◆ GIVEN REQUEST ◆
Collect from the data below each line with "text".

Extracted records
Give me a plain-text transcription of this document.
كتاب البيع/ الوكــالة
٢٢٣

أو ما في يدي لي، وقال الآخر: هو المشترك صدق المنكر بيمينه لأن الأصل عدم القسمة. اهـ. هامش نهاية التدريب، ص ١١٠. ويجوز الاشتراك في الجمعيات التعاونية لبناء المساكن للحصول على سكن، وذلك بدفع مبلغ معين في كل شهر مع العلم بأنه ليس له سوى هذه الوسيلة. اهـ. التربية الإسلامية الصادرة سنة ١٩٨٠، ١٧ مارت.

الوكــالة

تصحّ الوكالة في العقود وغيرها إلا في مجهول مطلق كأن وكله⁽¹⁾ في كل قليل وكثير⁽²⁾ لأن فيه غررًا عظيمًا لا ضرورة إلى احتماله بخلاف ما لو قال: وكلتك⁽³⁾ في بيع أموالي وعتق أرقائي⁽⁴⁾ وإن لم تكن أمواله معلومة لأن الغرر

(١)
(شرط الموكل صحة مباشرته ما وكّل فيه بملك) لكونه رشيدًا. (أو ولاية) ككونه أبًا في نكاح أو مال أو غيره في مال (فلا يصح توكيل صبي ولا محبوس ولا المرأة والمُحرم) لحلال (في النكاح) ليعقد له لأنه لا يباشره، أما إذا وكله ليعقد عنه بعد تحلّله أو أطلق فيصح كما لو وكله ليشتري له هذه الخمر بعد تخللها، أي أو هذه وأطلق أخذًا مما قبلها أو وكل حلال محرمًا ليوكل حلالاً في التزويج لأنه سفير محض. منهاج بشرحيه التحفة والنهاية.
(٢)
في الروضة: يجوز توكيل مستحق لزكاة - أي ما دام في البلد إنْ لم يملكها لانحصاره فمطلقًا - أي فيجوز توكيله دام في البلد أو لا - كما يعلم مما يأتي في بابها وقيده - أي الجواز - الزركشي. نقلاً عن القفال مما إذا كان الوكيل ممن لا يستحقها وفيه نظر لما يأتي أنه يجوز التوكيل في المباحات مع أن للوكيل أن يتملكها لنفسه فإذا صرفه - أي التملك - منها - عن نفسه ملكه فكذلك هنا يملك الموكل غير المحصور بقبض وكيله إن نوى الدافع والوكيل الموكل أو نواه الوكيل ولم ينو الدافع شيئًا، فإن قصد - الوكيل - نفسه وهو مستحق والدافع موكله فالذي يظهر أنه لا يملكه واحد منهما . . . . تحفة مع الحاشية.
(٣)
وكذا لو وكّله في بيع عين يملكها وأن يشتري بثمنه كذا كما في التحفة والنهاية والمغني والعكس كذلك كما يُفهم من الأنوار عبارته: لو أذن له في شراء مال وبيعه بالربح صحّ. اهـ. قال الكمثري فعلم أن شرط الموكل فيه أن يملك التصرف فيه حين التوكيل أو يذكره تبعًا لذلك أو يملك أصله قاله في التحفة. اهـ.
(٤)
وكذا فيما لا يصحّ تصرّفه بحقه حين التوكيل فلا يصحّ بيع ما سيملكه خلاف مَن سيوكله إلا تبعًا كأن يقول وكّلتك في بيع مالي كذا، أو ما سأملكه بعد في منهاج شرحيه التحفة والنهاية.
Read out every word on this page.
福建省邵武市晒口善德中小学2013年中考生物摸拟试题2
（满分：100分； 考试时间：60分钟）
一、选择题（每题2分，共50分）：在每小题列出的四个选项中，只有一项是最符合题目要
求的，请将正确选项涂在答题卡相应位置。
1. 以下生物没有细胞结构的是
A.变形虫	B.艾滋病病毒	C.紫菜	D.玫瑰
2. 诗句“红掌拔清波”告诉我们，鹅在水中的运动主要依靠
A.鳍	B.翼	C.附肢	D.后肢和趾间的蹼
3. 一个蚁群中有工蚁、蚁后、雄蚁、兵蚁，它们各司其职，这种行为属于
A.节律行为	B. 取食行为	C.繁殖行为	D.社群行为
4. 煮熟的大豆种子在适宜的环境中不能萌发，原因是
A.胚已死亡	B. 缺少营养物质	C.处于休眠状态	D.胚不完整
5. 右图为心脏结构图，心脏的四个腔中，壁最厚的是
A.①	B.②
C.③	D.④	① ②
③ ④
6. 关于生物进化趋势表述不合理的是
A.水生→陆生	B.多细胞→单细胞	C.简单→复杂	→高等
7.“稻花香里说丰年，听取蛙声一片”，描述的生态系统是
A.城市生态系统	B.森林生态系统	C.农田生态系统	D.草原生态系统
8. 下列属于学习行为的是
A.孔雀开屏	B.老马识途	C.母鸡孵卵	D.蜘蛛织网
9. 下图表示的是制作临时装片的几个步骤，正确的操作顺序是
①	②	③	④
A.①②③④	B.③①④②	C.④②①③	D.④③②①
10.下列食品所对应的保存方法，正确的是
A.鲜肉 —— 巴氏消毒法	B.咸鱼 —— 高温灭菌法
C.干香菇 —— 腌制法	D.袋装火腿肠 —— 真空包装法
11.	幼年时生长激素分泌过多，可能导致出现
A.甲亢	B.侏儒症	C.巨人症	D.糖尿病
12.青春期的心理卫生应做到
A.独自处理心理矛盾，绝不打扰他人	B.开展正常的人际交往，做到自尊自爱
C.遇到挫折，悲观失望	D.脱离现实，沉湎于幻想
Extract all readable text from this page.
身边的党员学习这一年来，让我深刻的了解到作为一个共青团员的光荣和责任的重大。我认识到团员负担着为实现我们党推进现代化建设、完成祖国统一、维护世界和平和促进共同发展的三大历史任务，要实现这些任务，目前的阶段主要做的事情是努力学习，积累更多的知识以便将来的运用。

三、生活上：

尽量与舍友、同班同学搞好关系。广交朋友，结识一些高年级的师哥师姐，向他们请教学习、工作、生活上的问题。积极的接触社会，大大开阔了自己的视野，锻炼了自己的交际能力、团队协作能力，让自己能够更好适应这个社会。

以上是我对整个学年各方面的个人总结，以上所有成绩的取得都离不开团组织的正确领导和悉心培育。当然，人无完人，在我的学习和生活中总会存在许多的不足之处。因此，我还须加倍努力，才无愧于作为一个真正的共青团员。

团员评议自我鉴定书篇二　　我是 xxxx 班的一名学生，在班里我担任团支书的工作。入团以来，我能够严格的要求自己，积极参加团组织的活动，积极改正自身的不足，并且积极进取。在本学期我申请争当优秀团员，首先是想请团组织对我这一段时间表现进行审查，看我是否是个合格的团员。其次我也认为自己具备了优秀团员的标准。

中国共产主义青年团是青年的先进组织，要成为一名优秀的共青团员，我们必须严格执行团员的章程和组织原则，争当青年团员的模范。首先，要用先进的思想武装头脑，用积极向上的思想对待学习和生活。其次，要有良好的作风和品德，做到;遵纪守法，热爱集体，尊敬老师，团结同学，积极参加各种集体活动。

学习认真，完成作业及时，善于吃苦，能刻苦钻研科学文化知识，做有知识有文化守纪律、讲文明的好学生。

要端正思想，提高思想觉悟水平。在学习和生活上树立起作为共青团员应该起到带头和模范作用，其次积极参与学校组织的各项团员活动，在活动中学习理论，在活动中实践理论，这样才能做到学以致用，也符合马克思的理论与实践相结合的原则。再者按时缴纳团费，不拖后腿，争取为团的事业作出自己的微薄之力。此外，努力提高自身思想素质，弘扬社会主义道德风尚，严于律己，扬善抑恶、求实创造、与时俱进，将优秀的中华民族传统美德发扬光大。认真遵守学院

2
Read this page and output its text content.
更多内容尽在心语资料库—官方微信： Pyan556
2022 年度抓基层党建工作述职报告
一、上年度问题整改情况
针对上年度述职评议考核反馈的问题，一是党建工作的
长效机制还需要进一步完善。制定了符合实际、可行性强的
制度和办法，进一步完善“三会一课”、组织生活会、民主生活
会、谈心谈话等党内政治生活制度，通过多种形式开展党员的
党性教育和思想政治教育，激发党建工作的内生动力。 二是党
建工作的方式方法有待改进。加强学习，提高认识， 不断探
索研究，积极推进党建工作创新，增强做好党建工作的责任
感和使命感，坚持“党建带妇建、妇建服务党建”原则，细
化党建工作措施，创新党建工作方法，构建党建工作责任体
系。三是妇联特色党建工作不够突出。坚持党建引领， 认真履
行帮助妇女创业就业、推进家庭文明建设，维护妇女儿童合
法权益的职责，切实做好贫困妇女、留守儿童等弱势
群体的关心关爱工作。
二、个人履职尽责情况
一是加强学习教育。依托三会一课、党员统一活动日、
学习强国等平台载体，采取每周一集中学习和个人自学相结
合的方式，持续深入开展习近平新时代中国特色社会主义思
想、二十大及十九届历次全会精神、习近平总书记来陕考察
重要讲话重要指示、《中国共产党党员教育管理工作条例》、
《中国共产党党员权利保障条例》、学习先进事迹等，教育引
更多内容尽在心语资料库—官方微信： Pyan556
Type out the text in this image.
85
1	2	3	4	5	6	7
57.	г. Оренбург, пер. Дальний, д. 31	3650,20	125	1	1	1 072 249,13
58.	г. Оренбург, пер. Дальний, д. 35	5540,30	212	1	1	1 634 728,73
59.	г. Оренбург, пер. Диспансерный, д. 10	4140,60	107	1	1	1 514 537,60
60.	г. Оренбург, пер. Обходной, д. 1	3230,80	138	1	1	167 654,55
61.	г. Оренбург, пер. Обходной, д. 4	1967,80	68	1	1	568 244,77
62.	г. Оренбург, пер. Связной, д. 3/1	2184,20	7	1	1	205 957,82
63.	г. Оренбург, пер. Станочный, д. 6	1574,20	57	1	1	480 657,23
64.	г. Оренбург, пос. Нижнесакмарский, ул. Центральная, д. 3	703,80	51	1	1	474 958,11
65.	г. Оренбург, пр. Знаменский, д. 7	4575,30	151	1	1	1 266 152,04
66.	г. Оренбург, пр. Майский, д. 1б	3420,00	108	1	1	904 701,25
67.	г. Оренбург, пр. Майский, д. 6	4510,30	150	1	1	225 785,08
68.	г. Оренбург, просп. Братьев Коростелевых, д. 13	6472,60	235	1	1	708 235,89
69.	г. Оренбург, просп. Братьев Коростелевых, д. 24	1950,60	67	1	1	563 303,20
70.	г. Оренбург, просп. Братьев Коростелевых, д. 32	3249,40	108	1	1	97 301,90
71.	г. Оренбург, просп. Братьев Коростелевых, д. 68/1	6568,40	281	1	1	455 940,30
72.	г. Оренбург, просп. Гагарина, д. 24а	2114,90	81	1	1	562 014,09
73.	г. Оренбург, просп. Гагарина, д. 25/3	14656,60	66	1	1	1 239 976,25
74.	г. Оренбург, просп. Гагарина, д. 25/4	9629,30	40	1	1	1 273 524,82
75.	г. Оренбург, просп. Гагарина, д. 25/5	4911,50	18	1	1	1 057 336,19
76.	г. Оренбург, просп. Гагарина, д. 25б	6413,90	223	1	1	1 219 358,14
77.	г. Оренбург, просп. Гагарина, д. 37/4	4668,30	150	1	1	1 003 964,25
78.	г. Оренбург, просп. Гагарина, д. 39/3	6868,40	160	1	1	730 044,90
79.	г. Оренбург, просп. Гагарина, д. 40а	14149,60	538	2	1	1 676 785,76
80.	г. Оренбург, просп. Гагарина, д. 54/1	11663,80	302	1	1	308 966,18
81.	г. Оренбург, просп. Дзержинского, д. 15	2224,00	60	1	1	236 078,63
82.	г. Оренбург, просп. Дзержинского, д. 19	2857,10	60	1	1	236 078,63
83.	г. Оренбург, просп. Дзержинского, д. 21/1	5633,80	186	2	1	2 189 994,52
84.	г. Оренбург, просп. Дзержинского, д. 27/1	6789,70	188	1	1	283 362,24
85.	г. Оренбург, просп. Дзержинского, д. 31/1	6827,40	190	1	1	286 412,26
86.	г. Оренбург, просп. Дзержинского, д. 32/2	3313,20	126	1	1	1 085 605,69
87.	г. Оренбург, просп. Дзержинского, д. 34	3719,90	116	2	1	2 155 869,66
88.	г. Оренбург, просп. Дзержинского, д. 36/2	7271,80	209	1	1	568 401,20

◆ RESPONSE FOR THIS EXERCISE ◆
Give me a plain-text transcription of this document.
Extract all readable text from this page.
Read this page and output its text content.
Type out the text in this image.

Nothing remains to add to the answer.